[Entries]
*****

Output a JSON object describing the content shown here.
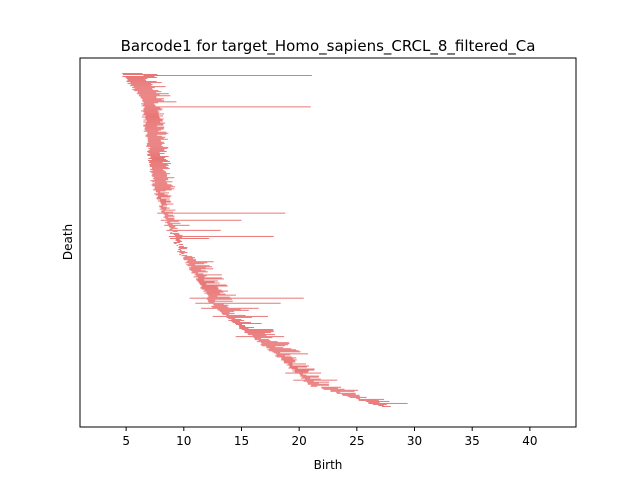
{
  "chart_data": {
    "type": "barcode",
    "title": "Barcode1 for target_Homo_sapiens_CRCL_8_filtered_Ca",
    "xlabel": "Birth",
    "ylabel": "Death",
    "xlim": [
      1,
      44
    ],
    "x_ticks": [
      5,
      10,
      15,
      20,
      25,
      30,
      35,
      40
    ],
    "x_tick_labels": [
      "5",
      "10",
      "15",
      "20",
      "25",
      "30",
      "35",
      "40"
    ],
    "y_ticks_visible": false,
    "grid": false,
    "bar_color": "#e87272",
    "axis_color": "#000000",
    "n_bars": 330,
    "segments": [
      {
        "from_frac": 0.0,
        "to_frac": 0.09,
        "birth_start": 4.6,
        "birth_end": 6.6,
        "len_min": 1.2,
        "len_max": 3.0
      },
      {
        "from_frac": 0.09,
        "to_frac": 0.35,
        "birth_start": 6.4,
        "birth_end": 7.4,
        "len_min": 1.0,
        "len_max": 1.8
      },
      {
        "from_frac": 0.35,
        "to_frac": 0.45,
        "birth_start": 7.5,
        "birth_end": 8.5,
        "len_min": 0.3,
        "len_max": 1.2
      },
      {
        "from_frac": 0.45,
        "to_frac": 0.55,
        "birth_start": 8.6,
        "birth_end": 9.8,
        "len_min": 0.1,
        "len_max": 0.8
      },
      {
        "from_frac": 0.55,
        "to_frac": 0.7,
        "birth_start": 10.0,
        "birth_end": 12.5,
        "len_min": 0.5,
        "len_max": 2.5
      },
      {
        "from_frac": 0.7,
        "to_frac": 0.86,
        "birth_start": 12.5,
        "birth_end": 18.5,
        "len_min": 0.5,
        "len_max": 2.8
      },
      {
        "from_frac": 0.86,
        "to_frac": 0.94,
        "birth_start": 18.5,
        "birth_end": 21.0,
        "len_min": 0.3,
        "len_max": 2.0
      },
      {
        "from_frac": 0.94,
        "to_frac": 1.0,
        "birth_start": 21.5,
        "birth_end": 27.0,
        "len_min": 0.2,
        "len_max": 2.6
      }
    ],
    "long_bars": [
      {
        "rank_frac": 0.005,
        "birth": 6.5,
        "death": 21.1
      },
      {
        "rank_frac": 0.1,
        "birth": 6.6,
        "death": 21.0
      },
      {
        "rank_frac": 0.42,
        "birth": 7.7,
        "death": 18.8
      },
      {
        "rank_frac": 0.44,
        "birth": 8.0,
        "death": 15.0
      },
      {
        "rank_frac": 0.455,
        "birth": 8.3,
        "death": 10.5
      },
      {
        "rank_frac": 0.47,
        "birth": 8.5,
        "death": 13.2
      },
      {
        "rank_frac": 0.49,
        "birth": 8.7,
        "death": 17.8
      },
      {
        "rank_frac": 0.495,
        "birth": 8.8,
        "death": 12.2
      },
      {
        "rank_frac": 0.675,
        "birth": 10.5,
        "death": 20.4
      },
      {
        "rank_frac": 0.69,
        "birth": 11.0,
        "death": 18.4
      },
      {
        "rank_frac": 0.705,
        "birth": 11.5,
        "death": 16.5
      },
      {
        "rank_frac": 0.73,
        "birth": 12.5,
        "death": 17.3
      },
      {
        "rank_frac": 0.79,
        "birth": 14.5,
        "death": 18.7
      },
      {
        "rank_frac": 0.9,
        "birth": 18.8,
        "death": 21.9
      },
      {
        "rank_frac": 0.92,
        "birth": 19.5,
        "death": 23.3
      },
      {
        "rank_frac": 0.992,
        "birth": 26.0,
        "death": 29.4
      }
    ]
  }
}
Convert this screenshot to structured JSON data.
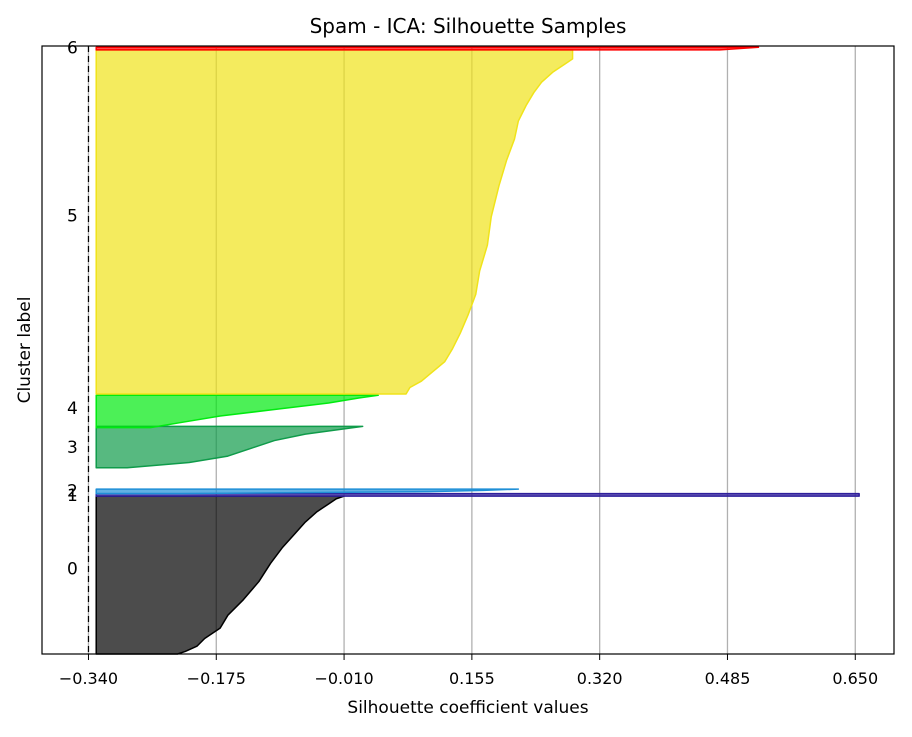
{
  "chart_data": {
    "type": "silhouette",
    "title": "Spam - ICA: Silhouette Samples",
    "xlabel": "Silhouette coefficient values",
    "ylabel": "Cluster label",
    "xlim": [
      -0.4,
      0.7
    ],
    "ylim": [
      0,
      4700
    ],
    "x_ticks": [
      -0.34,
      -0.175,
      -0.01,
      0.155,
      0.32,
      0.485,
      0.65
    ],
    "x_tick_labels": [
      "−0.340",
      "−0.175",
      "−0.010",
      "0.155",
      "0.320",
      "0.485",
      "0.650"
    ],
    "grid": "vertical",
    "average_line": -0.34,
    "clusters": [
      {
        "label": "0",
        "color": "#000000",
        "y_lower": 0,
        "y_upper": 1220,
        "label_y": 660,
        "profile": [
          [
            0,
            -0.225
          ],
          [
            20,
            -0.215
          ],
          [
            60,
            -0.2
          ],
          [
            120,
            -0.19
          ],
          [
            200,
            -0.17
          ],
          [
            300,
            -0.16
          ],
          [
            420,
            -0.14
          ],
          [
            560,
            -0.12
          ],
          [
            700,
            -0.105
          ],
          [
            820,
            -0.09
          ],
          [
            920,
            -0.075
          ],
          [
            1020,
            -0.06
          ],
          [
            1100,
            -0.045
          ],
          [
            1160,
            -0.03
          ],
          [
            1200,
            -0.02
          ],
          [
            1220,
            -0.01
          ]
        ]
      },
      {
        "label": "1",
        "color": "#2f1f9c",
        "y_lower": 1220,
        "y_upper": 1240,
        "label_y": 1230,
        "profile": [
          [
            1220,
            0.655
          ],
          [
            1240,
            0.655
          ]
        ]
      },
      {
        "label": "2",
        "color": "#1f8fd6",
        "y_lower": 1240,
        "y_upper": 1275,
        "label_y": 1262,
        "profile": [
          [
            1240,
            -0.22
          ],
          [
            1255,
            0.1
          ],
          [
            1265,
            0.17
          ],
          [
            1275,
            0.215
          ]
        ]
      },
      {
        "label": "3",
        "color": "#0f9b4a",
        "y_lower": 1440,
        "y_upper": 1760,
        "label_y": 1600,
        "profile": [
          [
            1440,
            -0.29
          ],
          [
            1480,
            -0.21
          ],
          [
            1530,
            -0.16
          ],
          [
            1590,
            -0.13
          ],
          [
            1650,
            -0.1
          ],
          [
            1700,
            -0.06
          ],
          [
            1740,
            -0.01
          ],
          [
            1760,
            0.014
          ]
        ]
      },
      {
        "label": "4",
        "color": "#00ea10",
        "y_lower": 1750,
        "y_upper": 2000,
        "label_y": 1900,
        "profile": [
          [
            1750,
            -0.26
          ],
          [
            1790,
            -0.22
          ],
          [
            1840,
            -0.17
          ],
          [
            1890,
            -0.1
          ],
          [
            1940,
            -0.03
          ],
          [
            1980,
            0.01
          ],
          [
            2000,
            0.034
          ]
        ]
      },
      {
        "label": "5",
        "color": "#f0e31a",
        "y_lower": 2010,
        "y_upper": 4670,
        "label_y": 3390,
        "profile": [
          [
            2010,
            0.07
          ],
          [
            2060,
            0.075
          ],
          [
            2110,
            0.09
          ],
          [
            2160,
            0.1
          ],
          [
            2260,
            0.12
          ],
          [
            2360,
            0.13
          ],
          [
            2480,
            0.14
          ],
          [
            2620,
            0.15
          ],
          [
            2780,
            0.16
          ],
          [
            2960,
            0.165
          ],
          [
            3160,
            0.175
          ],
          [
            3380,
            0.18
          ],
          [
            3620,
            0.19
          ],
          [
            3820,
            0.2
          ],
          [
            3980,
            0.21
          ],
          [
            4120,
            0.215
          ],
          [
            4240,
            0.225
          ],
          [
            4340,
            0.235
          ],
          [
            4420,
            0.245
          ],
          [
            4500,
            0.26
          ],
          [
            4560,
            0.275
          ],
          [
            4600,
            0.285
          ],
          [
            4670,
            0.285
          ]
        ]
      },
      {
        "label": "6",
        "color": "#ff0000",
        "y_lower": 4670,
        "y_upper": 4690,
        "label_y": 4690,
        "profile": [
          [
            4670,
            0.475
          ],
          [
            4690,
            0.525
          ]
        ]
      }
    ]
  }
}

*****

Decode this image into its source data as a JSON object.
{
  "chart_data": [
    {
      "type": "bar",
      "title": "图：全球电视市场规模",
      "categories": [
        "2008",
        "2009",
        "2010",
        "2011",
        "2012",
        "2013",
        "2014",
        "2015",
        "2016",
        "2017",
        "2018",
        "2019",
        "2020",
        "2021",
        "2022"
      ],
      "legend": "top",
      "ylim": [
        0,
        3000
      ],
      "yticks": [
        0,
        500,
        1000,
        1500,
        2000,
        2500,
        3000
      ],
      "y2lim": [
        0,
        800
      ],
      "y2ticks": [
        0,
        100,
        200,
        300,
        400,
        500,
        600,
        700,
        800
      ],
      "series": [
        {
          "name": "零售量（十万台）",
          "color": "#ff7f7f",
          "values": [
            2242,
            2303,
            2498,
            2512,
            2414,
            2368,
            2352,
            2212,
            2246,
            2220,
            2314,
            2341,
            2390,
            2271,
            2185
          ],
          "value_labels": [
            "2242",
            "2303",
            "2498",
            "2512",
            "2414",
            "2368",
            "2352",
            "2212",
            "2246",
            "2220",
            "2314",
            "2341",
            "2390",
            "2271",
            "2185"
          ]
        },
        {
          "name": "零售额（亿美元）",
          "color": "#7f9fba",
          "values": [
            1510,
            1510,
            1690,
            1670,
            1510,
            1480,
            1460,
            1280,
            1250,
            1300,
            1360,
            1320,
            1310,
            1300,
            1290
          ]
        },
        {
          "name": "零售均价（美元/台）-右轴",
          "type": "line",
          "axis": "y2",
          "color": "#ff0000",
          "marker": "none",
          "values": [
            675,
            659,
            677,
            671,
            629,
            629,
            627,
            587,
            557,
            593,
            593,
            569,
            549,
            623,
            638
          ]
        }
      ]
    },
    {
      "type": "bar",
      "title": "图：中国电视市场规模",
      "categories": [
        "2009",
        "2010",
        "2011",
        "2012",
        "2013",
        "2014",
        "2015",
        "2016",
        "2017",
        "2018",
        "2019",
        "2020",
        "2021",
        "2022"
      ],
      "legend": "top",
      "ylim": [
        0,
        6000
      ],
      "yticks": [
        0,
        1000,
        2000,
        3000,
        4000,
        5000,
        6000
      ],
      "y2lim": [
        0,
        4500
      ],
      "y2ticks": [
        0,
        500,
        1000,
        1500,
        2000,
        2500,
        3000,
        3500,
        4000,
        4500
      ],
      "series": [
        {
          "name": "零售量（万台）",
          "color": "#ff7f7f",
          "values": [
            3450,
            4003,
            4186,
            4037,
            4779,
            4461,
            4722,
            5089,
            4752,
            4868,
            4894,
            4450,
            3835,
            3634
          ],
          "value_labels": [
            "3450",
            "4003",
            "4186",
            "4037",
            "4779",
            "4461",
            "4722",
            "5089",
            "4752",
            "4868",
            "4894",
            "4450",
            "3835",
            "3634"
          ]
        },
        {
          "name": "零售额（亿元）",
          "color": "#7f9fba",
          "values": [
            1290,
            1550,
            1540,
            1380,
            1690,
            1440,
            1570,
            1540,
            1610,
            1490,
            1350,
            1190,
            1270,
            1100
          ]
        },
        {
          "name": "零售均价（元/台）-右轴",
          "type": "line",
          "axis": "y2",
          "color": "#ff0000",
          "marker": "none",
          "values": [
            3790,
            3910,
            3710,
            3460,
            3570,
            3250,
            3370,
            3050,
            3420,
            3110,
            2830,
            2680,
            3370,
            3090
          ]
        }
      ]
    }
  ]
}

*****

[What this task involves] In the entries above, identify every line with the string "JSON".

[Solution below]
Output a JSON object describing the content shown here.
Convert this screenshot to structured JSON data.
Decode this image into its source data as a JSON object.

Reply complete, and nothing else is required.